> _WHAT IS ASKED_:
Find the lines holding "Electricity" and copy them.

> _Records from a collection of figures_:
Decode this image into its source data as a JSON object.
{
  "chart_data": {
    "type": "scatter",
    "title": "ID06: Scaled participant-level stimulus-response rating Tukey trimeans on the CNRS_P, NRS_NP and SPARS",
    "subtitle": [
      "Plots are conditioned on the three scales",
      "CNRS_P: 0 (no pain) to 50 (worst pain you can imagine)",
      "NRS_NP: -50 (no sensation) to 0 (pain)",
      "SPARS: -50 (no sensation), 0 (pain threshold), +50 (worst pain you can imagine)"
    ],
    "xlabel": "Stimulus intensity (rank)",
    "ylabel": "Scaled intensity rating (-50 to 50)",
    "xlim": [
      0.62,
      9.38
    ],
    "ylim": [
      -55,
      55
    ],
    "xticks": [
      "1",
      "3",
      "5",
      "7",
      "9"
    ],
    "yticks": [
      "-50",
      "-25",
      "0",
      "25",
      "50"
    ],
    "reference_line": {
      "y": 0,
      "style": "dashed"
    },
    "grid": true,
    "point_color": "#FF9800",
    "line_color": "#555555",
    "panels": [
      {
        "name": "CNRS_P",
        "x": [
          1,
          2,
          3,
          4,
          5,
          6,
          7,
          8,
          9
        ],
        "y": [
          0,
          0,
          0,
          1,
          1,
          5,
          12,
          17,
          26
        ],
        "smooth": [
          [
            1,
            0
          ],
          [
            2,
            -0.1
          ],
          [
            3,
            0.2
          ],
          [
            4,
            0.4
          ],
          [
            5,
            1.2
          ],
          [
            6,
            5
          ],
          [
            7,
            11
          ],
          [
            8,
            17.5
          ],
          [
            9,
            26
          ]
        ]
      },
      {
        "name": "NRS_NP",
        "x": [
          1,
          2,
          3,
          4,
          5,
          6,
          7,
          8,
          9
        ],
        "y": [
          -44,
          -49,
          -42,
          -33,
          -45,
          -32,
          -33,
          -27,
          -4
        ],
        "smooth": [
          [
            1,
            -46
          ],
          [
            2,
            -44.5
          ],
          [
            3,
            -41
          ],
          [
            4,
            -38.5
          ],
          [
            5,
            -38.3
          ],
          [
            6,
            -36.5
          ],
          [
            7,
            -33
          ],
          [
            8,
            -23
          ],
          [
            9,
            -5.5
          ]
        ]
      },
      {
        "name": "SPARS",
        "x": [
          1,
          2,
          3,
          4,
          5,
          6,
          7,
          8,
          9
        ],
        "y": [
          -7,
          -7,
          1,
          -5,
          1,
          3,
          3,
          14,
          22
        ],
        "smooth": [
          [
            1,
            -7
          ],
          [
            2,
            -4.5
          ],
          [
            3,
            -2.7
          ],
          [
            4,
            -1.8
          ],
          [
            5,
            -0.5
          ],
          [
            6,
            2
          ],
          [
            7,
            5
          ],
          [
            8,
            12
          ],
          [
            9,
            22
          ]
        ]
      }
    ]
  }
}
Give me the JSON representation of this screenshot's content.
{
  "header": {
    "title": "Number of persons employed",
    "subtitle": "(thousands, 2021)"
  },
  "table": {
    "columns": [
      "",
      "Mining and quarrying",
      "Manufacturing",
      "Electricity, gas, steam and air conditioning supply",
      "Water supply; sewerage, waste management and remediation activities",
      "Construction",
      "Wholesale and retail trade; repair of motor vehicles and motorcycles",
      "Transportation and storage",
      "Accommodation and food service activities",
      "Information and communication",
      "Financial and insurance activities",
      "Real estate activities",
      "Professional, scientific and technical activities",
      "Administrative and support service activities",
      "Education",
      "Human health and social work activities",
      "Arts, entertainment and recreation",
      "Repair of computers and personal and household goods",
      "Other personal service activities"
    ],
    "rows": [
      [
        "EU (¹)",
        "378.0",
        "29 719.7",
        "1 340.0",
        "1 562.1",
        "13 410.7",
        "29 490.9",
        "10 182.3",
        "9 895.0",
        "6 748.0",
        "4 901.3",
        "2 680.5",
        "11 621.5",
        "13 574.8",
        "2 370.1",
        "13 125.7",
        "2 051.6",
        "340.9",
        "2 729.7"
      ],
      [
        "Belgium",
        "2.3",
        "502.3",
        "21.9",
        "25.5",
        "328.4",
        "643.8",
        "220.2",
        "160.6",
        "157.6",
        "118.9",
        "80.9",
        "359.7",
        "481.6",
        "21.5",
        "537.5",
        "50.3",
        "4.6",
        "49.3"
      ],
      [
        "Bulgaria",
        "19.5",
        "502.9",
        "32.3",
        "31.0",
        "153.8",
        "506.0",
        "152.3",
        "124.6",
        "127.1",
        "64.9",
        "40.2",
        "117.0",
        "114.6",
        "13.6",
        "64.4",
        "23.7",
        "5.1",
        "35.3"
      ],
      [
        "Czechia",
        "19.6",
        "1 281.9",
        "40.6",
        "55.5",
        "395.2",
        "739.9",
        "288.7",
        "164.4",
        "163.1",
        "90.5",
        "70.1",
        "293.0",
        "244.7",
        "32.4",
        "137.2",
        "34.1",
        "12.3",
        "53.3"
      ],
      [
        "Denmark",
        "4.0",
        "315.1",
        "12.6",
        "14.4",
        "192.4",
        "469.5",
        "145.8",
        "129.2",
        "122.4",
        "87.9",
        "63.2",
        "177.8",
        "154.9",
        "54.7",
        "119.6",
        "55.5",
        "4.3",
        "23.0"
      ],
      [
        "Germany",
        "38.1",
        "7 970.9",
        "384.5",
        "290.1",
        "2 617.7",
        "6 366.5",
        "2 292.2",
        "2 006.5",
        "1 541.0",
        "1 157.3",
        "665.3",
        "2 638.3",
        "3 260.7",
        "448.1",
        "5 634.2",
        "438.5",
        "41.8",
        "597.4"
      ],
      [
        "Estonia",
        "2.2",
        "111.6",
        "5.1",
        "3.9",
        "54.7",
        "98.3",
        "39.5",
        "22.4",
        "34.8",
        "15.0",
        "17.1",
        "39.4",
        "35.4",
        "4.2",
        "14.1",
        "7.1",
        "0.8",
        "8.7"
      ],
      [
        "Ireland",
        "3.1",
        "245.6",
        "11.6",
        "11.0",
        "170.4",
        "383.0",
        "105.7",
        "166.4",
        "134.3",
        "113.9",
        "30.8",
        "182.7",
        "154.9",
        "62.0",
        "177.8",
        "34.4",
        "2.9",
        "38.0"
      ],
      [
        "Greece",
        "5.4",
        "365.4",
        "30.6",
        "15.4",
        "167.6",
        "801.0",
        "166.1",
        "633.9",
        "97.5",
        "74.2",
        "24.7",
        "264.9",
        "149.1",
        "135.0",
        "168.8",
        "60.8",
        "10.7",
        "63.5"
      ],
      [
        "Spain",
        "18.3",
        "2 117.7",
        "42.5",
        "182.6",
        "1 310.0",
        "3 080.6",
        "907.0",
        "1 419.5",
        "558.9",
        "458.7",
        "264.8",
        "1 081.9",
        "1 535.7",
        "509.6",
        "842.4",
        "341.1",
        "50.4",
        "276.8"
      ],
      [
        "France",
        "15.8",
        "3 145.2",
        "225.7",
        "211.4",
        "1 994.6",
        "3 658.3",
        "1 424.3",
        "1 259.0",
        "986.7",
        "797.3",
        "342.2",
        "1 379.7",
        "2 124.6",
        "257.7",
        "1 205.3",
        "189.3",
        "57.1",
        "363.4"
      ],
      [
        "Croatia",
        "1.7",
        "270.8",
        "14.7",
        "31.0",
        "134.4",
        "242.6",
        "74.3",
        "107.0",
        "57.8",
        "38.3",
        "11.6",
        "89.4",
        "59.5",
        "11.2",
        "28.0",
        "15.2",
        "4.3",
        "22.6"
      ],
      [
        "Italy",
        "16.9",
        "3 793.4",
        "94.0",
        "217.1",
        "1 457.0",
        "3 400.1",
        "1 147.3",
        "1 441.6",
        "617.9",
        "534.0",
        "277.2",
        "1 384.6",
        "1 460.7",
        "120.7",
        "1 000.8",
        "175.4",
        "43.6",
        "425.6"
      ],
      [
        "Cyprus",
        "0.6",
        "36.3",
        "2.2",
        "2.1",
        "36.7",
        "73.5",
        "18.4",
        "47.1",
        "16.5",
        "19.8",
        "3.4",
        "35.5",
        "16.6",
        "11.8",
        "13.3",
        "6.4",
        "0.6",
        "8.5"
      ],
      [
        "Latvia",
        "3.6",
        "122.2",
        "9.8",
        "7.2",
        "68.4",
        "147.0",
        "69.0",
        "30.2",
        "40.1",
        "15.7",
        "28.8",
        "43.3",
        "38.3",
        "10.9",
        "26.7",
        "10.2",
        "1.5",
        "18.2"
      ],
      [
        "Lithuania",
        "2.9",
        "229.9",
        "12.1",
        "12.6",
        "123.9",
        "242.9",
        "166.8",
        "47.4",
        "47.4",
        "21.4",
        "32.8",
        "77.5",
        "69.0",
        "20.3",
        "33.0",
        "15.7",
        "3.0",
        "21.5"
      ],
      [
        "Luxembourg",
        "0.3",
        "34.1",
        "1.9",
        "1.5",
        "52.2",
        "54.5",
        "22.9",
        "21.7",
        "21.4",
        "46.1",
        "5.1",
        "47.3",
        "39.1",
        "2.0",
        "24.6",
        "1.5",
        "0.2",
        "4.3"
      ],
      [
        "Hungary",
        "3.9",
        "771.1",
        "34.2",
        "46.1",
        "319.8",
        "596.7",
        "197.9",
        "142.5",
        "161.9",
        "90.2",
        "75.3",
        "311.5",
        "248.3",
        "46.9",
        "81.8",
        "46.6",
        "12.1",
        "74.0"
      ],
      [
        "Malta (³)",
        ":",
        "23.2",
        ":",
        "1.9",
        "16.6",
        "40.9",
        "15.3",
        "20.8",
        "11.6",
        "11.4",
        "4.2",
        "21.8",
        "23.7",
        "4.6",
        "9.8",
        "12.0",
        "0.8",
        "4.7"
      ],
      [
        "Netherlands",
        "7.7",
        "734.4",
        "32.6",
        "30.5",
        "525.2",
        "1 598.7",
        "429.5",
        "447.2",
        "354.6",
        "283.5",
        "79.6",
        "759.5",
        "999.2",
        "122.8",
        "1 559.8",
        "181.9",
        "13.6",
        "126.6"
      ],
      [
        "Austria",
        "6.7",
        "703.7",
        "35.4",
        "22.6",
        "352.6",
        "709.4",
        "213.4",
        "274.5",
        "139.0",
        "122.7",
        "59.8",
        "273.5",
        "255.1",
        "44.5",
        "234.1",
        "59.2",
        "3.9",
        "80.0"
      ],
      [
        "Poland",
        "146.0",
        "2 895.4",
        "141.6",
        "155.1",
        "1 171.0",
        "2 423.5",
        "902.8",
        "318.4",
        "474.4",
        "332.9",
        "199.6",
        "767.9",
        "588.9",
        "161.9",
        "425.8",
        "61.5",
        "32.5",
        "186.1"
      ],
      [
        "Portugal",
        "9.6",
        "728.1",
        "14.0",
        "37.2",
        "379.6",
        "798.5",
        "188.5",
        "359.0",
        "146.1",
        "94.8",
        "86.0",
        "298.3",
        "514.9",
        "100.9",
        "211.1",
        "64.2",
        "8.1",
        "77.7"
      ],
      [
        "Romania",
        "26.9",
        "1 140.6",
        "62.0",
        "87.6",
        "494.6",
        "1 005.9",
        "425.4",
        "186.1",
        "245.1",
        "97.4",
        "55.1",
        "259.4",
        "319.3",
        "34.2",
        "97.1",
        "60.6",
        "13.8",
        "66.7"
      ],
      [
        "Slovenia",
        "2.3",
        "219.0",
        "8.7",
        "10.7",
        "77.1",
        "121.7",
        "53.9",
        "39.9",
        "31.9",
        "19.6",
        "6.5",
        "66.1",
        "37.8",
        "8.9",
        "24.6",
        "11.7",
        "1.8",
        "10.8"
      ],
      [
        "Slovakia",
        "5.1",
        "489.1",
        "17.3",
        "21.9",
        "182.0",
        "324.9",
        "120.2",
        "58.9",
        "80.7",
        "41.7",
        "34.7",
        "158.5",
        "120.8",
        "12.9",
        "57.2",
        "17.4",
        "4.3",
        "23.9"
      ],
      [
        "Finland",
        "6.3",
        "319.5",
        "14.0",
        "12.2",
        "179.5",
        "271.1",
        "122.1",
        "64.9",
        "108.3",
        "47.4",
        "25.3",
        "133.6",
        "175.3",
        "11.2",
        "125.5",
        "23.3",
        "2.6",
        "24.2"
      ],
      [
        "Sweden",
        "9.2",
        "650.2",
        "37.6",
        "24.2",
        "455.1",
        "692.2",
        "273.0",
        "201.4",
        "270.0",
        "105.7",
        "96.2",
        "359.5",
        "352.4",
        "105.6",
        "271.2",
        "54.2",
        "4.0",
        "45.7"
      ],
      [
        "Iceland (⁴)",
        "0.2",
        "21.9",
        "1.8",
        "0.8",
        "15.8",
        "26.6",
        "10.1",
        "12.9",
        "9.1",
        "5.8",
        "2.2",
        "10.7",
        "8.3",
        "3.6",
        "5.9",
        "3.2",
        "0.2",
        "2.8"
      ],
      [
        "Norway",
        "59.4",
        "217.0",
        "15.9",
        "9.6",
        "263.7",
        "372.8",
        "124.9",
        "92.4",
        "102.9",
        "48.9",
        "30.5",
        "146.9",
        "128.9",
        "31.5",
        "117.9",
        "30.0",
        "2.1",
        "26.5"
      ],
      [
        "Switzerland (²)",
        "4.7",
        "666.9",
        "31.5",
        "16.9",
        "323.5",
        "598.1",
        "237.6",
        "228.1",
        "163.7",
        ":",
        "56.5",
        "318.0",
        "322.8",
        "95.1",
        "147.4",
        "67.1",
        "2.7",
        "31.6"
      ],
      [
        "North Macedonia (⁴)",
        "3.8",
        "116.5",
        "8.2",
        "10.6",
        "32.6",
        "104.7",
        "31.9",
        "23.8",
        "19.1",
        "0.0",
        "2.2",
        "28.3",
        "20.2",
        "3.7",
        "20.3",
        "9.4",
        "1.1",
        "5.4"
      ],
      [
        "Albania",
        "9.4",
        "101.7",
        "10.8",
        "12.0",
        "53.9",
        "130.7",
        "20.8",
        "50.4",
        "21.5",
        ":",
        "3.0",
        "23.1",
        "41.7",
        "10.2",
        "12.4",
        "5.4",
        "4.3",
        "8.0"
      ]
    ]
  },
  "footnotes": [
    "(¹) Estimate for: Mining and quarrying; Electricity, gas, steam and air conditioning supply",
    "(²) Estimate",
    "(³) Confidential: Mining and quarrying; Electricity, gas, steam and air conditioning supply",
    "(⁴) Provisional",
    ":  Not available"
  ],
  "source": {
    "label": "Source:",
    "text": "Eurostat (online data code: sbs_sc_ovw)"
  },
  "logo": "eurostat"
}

> _ANSWER FOR THE TASK_:
      "Electricity, gas, steam and air conditioning supply",
    "(¹) Estimate for: Mining and quarrying; Electricity, gas, steam and air conditioning supply",
    "(³) Confidential: Mining and quarrying; Electricity, gas, steam and air conditioning supply",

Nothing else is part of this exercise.